| What you are asked to do |
Transcribe the full listing exactly, and drop every picture.
···
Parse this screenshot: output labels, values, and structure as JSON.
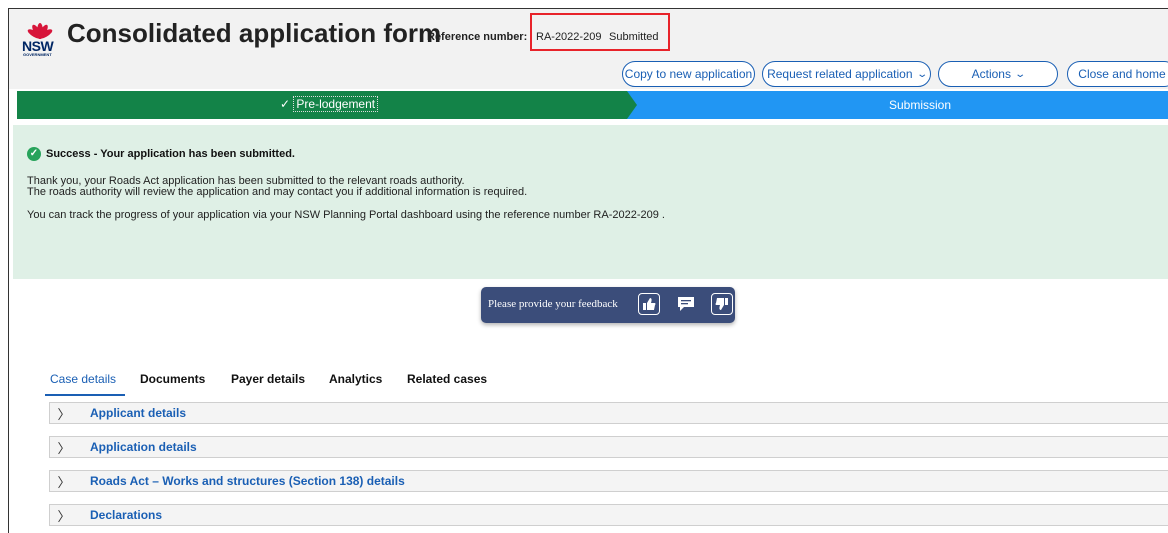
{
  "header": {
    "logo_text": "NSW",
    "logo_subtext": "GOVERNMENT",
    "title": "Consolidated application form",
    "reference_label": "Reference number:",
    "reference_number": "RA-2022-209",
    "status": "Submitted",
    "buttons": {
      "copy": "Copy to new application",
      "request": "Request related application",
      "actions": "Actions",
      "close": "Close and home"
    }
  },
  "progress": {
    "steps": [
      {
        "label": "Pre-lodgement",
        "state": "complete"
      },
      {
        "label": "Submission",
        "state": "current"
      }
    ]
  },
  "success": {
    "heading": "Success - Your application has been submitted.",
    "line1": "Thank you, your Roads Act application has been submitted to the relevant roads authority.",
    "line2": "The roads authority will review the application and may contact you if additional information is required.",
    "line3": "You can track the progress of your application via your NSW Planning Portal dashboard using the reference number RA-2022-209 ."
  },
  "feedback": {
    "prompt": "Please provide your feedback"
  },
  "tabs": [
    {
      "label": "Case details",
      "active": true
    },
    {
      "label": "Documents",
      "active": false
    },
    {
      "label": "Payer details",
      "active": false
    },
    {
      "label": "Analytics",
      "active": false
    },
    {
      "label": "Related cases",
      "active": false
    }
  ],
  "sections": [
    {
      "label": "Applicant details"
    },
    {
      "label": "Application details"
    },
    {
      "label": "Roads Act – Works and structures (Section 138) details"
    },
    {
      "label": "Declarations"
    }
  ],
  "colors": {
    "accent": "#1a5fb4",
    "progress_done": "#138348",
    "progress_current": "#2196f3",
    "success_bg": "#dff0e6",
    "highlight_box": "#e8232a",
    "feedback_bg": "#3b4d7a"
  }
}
···
| Task response |
Parse this screenshot: output labels, values, and structure as JSON.
{
  "header": {
    "logo_text": "NSW",
    "logo_subtext": "GOVERNMENT",
    "title": "Consolidated application form",
    "reference_label": "Reference number:",
    "reference_number": "RA-2022-209",
    "status": "Submitted",
    "buttons": {
      "copy": "Copy to new application",
      "request": "Request related application",
      "actions": "Actions",
      "close": "Close and home"
    }
  },
  "progress": {
    "steps": [
      {
        "label": "Pre-lodgement",
        "state": "complete"
      },
      {
        "label": "Submission",
        "state": "current"
      }
    ]
  },
  "success": {
    "heading": "Success - Your application has been submitted.",
    "line1": "Thank you, your Roads Act application has been submitted to the relevant roads authority.",
    "line2": "The roads authority will review the application and may contact you if additional information is required.",
    "line3": "You can track the progress of your application via your NSW Planning Portal dashboard using the reference number RA-2022-209 ."
  },
  "feedback": {
    "prompt": "Please provide your feedback"
  },
  "tabs": [
    {
      "label": "Case details",
      "active": true
    },
    {
      "label": "Documents",
      "active": false
    },
    {
      "label": "Payer details",
      "active": false
    },
    {
      "label": "Analytics",
      "active": false
    },
    {
      "label": "Related cases",
      "active": false
    }
  ],
  "sections": [
    {
      "label": "Applicant details"
    },
    {
      "label": "Application details"
    },
    {
      "label": "Roads Act – Works and structures (Section 138) details"
    },
    {
      "label": "Declarations"
    }
  ],
  "colors": {
    "accent": "#1a5fb4",
    "progress_done": "#138348",
    "progress_current": "#2196f3",
    "success_bg": "#dff0e6",
    "highlight_box": "#e8232a",
    "feedback_bg": "#3b4d7a"
  }
}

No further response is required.